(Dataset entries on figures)
+ + + + +
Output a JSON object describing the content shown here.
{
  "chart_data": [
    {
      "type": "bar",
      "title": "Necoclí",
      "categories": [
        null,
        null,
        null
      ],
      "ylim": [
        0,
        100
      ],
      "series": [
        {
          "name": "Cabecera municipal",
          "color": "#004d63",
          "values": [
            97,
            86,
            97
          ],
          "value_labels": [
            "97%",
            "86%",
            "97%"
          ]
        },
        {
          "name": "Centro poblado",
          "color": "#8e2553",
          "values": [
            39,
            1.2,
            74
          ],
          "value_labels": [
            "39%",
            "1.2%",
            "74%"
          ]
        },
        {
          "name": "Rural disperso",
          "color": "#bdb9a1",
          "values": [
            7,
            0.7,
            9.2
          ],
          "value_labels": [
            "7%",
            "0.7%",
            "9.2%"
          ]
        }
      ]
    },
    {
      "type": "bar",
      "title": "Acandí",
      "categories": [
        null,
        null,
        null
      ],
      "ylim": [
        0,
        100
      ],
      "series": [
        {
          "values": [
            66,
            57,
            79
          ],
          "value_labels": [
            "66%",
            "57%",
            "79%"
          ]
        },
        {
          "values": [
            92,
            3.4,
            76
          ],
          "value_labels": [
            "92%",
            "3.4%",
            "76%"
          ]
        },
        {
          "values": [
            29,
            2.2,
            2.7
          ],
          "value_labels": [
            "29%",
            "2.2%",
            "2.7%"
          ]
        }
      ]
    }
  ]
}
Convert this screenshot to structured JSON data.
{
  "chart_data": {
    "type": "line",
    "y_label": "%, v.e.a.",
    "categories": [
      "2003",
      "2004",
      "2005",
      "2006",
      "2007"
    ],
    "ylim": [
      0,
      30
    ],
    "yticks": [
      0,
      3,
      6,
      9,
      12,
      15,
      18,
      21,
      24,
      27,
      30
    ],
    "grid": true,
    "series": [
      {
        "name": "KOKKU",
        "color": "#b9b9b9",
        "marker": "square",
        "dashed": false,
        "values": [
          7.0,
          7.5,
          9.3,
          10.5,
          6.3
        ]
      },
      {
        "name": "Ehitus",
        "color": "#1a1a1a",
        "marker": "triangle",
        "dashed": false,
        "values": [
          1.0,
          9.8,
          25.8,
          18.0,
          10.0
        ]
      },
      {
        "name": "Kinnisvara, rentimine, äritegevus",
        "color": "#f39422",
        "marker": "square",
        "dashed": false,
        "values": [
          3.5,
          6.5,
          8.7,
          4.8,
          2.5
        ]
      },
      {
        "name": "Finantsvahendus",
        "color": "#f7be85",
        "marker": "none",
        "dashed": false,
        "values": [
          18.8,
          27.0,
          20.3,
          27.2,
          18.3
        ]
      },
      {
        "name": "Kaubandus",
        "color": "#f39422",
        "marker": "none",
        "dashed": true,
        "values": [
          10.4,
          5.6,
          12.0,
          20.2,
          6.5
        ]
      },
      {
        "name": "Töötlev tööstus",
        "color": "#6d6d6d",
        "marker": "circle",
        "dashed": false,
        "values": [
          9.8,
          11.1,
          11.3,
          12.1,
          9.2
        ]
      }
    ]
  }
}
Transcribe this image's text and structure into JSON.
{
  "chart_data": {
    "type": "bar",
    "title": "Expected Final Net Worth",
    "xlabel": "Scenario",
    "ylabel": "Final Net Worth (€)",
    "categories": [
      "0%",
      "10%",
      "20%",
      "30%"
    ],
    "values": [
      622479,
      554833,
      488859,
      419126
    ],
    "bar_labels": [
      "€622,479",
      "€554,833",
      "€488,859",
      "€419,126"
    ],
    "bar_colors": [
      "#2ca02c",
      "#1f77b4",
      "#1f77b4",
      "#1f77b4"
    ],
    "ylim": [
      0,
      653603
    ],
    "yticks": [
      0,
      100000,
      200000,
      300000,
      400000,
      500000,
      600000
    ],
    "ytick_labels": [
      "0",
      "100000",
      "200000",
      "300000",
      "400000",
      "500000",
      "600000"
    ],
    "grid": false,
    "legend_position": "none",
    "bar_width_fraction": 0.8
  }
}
+ + + + +
# Objective
Every line that holds the string "JSON" should be returned.

# Result for this exercise
Output a JSON object describing the content shown here.
Convert this screenshot to structured JSON data.
Transcribe this image's text and structure into JSON.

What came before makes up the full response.